Goal —
Copy every line from the records below that holds the word "title".

Material to process —

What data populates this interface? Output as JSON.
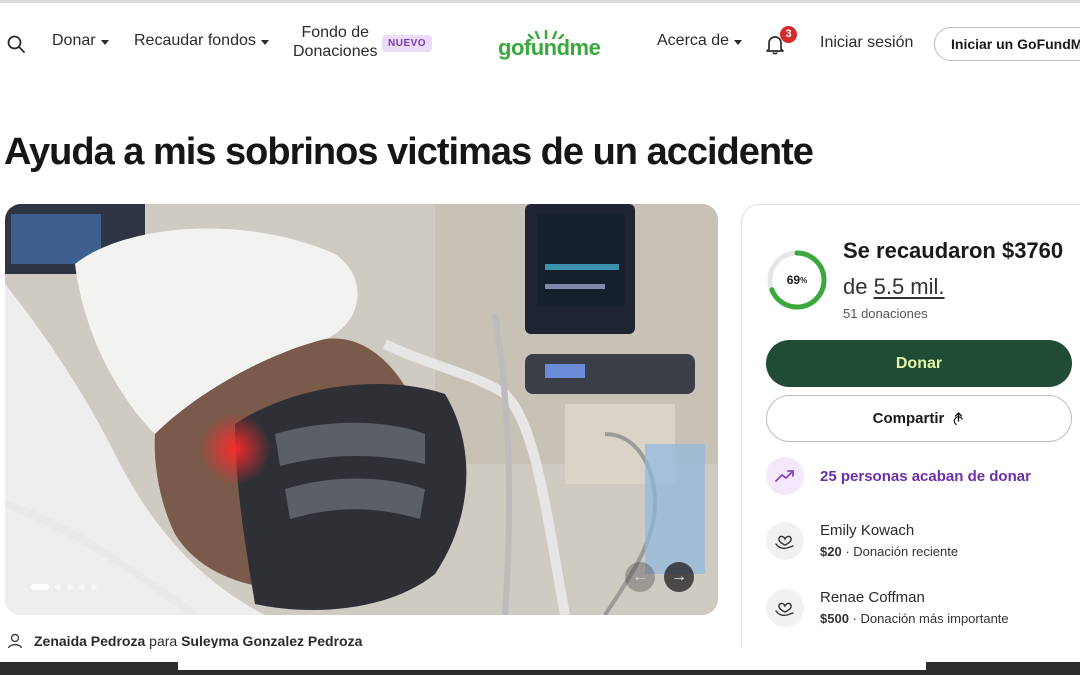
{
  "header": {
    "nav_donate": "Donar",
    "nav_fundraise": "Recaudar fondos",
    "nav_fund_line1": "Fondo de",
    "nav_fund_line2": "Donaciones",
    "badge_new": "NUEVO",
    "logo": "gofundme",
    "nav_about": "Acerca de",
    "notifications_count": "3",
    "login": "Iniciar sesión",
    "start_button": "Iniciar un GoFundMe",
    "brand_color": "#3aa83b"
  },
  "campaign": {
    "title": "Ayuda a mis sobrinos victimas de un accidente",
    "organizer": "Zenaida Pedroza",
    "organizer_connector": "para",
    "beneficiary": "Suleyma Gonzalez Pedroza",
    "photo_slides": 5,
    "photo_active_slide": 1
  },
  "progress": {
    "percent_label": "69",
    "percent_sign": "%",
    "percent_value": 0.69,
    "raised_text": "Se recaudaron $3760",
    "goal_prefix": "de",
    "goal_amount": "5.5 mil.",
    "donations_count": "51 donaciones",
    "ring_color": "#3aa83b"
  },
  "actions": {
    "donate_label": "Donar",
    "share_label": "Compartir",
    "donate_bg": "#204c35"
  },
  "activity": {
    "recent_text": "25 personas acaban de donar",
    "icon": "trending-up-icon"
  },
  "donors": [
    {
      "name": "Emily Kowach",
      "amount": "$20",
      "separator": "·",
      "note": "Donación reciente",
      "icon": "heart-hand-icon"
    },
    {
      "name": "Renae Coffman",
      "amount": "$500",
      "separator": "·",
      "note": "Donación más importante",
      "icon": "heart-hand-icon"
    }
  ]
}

---

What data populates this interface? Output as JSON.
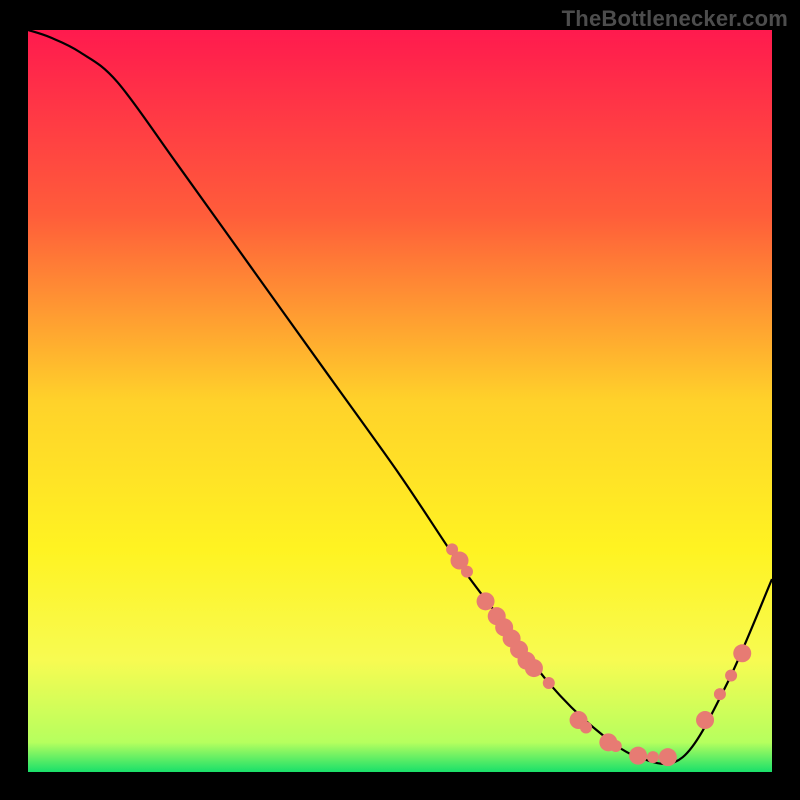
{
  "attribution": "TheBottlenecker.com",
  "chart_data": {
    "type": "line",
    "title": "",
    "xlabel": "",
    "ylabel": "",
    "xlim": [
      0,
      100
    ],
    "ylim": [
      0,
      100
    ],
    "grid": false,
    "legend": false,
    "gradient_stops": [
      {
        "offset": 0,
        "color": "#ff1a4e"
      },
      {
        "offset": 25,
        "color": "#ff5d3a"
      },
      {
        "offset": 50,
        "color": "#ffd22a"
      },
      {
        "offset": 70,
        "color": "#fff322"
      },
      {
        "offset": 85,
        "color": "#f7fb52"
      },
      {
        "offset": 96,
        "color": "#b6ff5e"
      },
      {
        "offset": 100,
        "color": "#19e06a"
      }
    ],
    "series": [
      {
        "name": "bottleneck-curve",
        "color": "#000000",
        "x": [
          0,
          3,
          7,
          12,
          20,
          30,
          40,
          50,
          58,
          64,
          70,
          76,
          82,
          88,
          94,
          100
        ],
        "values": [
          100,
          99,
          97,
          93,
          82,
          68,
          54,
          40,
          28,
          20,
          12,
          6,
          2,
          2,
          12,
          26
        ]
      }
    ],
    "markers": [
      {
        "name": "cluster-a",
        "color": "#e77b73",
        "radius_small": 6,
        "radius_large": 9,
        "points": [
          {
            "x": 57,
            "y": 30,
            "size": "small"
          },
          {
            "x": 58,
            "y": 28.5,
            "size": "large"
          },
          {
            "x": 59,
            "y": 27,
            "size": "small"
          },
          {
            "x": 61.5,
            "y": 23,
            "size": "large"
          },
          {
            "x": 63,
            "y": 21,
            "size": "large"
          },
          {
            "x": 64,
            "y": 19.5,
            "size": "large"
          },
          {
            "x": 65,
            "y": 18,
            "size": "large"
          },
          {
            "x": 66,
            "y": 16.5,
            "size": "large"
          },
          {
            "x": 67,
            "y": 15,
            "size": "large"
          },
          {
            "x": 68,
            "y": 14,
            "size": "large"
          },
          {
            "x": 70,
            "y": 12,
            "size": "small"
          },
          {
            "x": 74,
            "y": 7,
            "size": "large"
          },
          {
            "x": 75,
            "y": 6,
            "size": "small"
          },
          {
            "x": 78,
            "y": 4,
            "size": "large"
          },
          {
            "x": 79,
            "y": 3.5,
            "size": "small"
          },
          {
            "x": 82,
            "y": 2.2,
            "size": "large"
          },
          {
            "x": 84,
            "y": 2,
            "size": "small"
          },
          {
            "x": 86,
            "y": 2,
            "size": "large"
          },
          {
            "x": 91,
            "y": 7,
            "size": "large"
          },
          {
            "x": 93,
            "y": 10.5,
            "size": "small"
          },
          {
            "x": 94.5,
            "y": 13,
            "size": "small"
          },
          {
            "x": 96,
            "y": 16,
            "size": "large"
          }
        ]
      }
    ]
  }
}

Full output —
    "title": "Ayuda a mis sobrinos victimas de un accidente",
    "title": "",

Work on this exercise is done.